**Materials provided:**
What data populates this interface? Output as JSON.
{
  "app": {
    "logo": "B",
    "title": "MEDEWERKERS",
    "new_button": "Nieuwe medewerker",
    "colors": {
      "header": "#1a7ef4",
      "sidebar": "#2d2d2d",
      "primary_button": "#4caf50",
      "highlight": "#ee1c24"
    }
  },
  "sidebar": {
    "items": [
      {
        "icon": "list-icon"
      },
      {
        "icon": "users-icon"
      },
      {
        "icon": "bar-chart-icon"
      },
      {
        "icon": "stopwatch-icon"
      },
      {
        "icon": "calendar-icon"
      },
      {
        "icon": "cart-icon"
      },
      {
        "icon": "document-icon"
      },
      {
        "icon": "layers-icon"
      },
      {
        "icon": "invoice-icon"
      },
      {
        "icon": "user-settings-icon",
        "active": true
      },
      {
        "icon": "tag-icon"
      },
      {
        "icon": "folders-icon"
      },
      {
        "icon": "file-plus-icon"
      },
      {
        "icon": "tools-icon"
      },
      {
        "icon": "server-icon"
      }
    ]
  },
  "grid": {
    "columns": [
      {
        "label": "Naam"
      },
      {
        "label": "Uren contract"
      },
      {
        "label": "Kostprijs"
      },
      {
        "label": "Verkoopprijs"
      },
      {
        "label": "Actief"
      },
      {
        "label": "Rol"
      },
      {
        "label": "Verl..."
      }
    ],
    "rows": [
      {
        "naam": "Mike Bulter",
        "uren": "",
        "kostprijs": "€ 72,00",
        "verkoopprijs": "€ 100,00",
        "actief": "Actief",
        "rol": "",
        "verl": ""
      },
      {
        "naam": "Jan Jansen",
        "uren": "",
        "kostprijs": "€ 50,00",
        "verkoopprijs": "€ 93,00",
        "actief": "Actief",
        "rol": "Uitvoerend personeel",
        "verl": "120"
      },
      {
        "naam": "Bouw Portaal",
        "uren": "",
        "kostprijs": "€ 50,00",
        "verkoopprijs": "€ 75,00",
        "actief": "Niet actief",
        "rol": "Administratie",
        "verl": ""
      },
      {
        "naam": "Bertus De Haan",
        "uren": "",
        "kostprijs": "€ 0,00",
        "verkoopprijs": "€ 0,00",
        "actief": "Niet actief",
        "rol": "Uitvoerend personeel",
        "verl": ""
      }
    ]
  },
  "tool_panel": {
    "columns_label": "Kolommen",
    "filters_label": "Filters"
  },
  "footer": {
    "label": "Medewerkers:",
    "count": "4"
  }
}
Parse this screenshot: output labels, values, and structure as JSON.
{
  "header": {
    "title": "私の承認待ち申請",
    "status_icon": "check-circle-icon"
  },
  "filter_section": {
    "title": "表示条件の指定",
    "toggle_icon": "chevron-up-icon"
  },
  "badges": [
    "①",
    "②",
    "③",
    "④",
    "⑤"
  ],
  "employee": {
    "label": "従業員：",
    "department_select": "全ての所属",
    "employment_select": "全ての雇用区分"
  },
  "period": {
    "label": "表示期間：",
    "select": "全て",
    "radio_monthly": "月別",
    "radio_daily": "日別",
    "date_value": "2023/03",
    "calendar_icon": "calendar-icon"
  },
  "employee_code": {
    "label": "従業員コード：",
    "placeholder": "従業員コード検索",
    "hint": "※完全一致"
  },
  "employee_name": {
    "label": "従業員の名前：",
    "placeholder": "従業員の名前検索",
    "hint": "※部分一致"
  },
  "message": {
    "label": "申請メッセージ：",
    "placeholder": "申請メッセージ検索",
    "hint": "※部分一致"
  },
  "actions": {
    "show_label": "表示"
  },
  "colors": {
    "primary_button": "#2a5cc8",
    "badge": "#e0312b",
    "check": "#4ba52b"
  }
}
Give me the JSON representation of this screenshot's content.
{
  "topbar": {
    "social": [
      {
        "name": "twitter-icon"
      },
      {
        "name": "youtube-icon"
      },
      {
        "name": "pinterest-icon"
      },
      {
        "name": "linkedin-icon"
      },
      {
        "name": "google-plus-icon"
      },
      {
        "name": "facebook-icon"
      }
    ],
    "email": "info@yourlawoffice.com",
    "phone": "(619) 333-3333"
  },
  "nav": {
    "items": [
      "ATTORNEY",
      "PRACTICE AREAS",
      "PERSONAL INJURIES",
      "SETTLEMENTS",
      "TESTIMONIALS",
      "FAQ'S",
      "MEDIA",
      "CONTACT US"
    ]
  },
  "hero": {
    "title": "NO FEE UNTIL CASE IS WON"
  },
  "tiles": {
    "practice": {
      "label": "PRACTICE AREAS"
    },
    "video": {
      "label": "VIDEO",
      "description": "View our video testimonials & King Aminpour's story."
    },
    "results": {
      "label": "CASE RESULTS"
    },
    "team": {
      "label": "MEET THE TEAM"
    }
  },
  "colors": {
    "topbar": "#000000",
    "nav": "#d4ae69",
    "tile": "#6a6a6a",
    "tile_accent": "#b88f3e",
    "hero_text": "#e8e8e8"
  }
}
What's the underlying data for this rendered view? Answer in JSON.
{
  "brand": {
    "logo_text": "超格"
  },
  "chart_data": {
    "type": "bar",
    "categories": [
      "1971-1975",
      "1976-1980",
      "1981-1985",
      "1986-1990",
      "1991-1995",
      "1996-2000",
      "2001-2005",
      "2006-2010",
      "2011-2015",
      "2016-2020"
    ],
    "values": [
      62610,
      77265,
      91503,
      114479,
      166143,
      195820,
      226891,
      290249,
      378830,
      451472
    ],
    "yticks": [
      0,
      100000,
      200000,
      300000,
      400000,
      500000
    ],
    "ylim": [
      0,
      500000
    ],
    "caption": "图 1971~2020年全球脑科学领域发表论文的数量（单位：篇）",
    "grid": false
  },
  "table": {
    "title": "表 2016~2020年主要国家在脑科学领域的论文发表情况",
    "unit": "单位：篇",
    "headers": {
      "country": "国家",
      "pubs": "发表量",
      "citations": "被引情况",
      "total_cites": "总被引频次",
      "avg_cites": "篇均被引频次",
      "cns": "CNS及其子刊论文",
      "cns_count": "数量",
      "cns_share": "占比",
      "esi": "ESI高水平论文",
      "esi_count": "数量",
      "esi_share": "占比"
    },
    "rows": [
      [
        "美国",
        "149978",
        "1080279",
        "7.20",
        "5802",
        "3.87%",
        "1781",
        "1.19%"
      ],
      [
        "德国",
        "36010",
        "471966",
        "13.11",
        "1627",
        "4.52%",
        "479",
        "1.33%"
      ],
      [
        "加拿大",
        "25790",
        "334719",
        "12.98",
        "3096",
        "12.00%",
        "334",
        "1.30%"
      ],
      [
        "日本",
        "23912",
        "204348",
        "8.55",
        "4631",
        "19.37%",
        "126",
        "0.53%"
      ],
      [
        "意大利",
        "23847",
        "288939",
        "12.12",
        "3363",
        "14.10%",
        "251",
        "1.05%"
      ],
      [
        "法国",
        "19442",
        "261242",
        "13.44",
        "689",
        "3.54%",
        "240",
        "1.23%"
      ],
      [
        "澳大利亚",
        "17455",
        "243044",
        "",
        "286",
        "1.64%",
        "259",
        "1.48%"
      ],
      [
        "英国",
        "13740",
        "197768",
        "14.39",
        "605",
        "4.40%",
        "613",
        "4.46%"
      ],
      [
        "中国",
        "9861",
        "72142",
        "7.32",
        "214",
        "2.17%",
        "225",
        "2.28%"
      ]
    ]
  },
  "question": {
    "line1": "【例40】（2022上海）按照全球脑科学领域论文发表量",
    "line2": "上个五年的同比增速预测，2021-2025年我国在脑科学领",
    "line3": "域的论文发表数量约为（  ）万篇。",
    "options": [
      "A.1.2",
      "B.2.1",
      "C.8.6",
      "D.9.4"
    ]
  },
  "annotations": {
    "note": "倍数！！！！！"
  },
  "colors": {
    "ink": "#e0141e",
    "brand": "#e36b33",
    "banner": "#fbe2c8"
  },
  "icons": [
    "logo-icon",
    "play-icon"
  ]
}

**Problem to work on:** Check each line above for the word "screenshot", and copy the lines where it appears.

**Task result:**
Parse this screenshot: output labels, values, and structure as JSON.
Give me the JSON representation of this screenshot's content.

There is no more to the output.